[Stored records]
=======
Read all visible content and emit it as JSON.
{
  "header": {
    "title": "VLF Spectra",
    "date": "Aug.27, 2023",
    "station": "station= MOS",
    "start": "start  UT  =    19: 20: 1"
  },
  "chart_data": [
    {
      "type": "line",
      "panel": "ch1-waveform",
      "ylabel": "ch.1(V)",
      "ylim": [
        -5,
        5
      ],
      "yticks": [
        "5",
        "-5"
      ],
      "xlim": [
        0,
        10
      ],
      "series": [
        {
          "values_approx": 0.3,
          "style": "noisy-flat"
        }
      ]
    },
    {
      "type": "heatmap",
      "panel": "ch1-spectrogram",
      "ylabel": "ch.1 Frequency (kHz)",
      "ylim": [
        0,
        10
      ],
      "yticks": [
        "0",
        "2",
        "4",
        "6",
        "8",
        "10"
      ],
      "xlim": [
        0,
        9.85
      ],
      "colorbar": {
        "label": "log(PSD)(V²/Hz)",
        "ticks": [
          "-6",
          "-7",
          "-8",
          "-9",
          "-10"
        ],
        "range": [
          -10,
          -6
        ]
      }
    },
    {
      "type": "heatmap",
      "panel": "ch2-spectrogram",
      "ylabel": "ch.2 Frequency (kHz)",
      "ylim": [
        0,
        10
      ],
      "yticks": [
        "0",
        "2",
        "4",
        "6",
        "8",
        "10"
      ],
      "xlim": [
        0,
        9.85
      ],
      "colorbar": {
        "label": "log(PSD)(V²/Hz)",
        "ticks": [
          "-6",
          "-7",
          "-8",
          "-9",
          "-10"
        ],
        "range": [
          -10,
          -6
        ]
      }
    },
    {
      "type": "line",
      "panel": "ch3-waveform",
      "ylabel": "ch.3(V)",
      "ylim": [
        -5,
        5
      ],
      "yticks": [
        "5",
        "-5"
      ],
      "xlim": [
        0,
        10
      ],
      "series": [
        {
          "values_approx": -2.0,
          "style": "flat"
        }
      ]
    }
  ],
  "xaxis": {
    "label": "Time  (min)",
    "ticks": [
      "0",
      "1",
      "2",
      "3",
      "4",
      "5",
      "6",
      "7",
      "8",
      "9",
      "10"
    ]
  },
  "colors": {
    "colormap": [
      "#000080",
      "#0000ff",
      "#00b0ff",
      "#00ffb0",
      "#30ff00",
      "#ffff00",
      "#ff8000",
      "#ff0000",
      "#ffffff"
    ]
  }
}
=======
## WHAT TO PRODUCE
Return every record above exactly as it appears.

## RIGHT ANSWER
Read all visible content and emit it as JSON.
{
  "header": {
    "title": "VLF Spectra",
    "date": "Aug.27, 2023",
    "station": "station= MOS",
    "start": "start  UT  =    19: 20: 1"
  },
  "chart_data": [
    {
      "type": "line",
      "panel": "ch1-waveform",
      "ylabel": "ch.1(V)",
      "ylim": [
        -5,
        5
      ],
      "yticks": [
        "5",
        "-5"
      ],
      "xlim": [
        0,
        10
      ],
      "series": [
        {
          "values_approx": 0.3,
          "style": "noisy-flat"
        }
      ]
    },
    {
      "type": "heatmap",
      "panel": "ch1-spectrogram",
      "ylabel": "ch.1 Frequency (kHz)",
      "ylim": [
        0,
        10
      ],
      "yticks": [
        "0",
        "2",
        "4",
        "6",
        "8",
        "10"
      ],
      "xlim": [
        0,
        9.85
      ],
      "colorbar": {
        "label": "log(PSD)(V²/Hz)",
        "ticks": [
          "-6",
          "-7",
          "-8",
          "-9",
          "-10"
        ],
        "range": [
          -10,
          -6
        ]
      }
    },
    {
      "type": "heatmap",
      "panel": "ch2-spectrogram",
      "ylabel": "ch.2 Frequency (kHz)",
      "ylim": [
        0,
        10
      ],
      "yticks": [
        "0",
        "2",
        "4",
        "6",
        "8",
        "10"
      ],
      "xlim": [
        0,
        9.85
      ],
      "colorbar": {
        "label": "log(PSD)(V²/Hz)",
        "ticks": [
          "-6",
          "-7",
          "-8",
          "-9",
          "-10"
        ],
        "range": [
          -10,
          -6
        ]
      }
    },
    {
      "type": "line",
      "panel": "ch3-waveform",
      "ylabel": "ch.3(V)",
      "ylim": [
        -5,
        5
      ],
      "yticks": [
        "5",
        "-5"
      ],
      "xlim": [
        0,
        10
      ],
      "series": [
        {
          "values_approx": -2.0,
          "style": "flat"
        }
      ]
    }
  ],
  "xaxis": {
    "label": "Time  (min)",
    "ticks": [
      "0",
      "1",
      "2",
      "3",
      "4",
      "5",
      "6",
      "7",
      "8",
      "9",
      "10"
    ]
  },
  "colors": {
    "colormap": [
      "#000080",
      "#0000ff",
      "#00b0ff",
      "#00ffb0",
      "#30ff00",
      "#ffff00",
      "#ff8000",
      "#ff0000",
      "#ffffff"
    ]
  }
}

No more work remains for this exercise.